◆ **Work to be completed**: Print all of the lines exactly. Any picture among them stays out.
##### Information shown
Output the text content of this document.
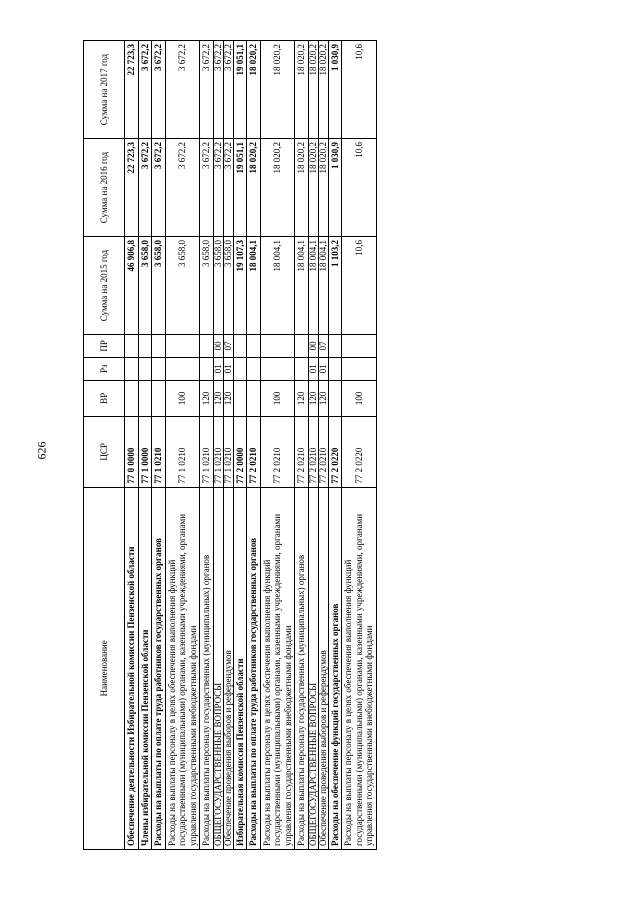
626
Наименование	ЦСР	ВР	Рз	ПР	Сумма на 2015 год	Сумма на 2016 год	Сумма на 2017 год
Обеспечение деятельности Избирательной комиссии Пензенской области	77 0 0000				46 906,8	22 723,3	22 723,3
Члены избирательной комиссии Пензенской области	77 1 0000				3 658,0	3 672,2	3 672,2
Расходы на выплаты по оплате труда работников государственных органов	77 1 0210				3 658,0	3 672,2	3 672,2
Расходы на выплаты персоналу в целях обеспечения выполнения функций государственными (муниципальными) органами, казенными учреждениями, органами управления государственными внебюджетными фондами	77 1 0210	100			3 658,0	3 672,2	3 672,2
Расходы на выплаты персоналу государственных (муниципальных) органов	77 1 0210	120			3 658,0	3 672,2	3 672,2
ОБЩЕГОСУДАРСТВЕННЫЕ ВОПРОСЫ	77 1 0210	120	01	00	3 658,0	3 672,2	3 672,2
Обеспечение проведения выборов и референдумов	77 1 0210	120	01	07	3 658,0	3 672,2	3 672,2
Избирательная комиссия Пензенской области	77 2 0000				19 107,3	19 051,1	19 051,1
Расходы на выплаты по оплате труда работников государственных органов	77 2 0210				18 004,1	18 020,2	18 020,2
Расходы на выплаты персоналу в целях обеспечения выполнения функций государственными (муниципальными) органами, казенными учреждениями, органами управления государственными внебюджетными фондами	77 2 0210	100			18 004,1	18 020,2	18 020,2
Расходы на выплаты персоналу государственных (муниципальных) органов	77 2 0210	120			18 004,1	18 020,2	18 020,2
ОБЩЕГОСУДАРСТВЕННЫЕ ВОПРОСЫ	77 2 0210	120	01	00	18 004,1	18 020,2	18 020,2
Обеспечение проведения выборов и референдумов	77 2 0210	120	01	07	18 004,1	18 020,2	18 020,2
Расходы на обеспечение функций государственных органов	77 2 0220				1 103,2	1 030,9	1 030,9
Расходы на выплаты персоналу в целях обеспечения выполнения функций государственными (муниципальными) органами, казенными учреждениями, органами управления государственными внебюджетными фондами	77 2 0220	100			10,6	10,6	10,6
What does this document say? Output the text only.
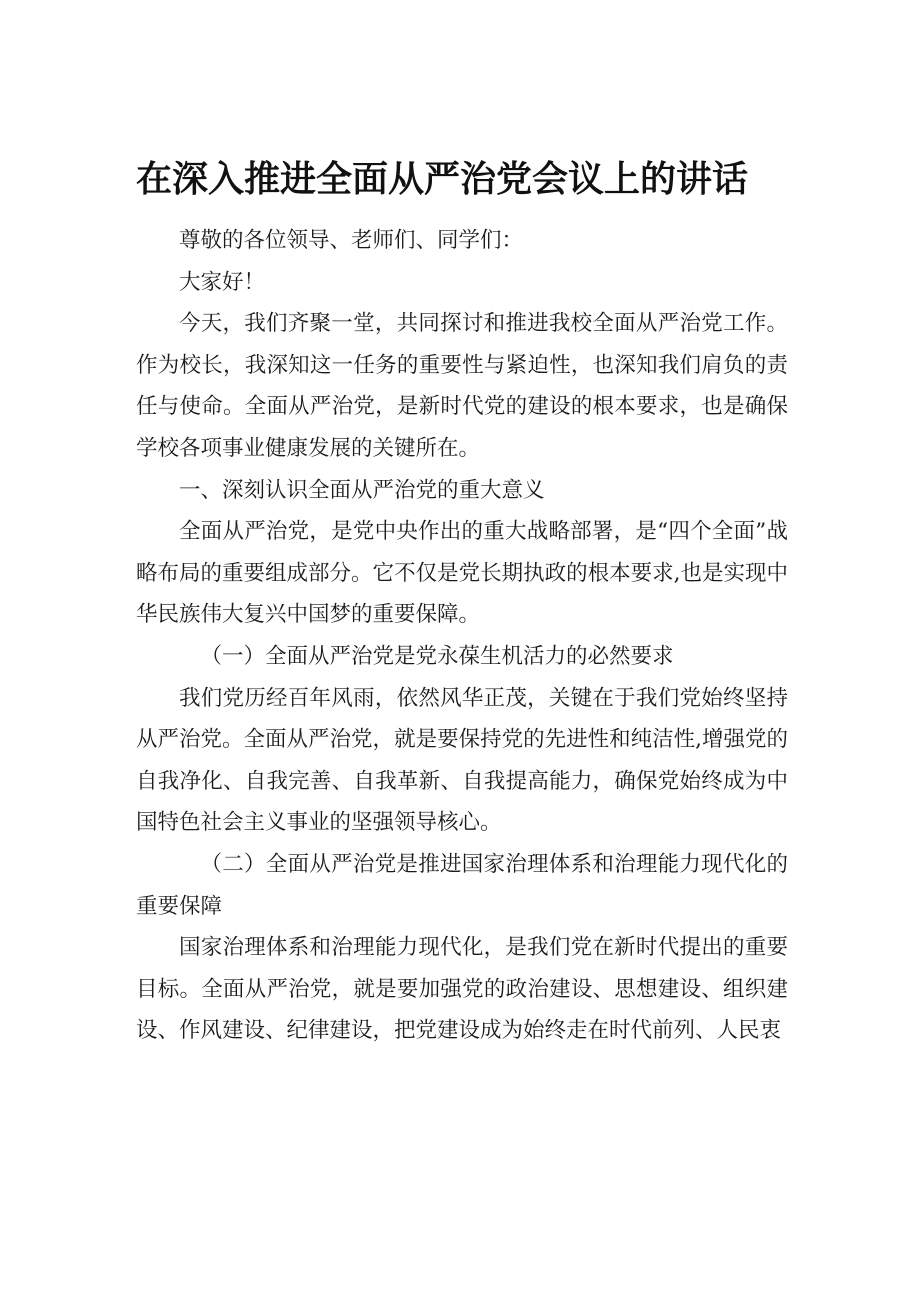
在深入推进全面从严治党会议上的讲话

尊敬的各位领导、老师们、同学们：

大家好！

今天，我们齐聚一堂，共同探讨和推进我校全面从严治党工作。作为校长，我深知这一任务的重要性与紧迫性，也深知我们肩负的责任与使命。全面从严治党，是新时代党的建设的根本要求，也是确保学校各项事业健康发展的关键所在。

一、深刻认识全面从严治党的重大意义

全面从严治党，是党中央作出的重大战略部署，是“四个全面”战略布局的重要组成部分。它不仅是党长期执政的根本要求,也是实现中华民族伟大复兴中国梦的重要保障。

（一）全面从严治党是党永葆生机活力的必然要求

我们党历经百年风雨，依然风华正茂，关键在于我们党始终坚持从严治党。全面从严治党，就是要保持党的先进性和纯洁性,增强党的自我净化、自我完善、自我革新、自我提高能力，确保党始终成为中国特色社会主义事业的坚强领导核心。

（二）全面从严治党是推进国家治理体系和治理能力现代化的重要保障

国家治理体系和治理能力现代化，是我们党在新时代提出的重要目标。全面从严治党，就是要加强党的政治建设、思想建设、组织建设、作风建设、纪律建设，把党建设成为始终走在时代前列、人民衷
##########
◆ **Output of the task**:
Output the text content of this document.
626
Наименование	ЦСР	ВР	Рз	ПР	Сумма на 2015 год	Сумма на 2016 год	Сумма на 2017 год
Обеспечение деятельности Избирательной комиссии Пензенской области	77 0 0000				46 906,8	22 723,3	22 723,3
Члены избирательной комиссии Пензенской области	77 1 0000				3 658,0	3 672,2	3 672,2
Расходы на выплаты по оплате труда работников государственных органов	77 1 0210				3 658,0	3 672,2	3 672,2
Расходы на выплаты персоналу в целях обеспечения выполнения функций государственными (муниципальными) органами, казенными учреждениями, органами управления государственными внебюджетными фондами	77 1 0210	100			3 658,0	3 672,2	3 672,2
Расходы на выплаты персоналу государственных (муниципальных) органов	77 1 0210	120			3 658,0	3 672,2	3 672,2
ОБЩЕГОСУДАРСТВЕННЫЕ ВОПРОСЫ	77 1 0210	120	01	00	3 658,0	3 672,2	3 672,2
Обеспечение проведения выборов и референдумов	77 1 0210	120	01	07	3 658,0	3 672,2	3 672,2
Избирательная комиссия Пензенской области	77 2 0000				19 107,3	19 051,1	19 051,1
Расходы на выплаты по оплате труда работников государственных органов	77 2 0210				18 004,1	18 020,2	18 020,2
Расходы на выплаты персоналу в целях обеспечения выполнения функций государственными (муниципальными) органами, казенными учреждениями, органами управления государственными внебюджетными фондами	77 2 0210	100			18 004,1	18 020,2	18 020,2
Расходы на выплаты персоналу государственных (муниципальных) органов	77 2 0210	120			18 004,1	18 020,2	18 020,2
ОБЩЕГОСУДАРСТВЕННЫЕ ВОПРОСЫ	77 2 0210	120	01	00	18 004,1	18 020,2	18 020,2
Обеспечение проведения выборов и референдумов	77 2 0210	120	01	07	18 004,1	18 020,2	18 020,2
Расходы на обеспечение функций государственных органов	77 2 0220				1 103,2	1 030,9	1 030,9
Расходы на выплаты персоналу в целях обеспечения выполнения функций государственными (муниципальными) органами, казенными учреждениями, органами управления государственными внебюджетными фондами	77 2 0220	100			10,6	10,6	10,6
What does this document say? Output the text only.
在深入推进全面从严治党会议上的讲话

尊敬的各位领导、老师们、同学们：

大家好！

今天，我们齐聚一堂，共同探讨和推进我校全面从严治党工作。作为校长，我深知这一任务的重要性与紧迫性，也深知我们肩负的责任与使命。全面从严治党，是新时代党的建设的根本要求，也是确保学校各项事业健康发展的关键所在。

一、深刻认识全面从严治党的重大意义

全面从严治党，是党中央作出的重大战略部署，是“四个全面”战略布局的重要组成部分。它不仅是党长期执政的根本要求,也是实现中华民族伟大复兴中国梦的重要保障。

（一）全面从严治党是党永葆生机活力的必然要求

我们党历经百年风雨，依然风华正茂，关键在于我们党始终坚持从严治党。全面从严治党，就是要保持党的先进性和纯洁性,增强党的自我净化、自我完善、自我革新、自我提高能力，确保党始终成为中国特色社会主义事业的坚强领导核心。

（二）全面从严治党是推进国家治理体系和治理能力现代化的重要保障

国家治理体系和治理能力现代化，是我们党在新时代提出的重要目标。全面从严治党，就是要加强党的政治建设、思想建设、组织建设、作风建设、纪律建设，把党建设成为始终走在时代前列、人民衷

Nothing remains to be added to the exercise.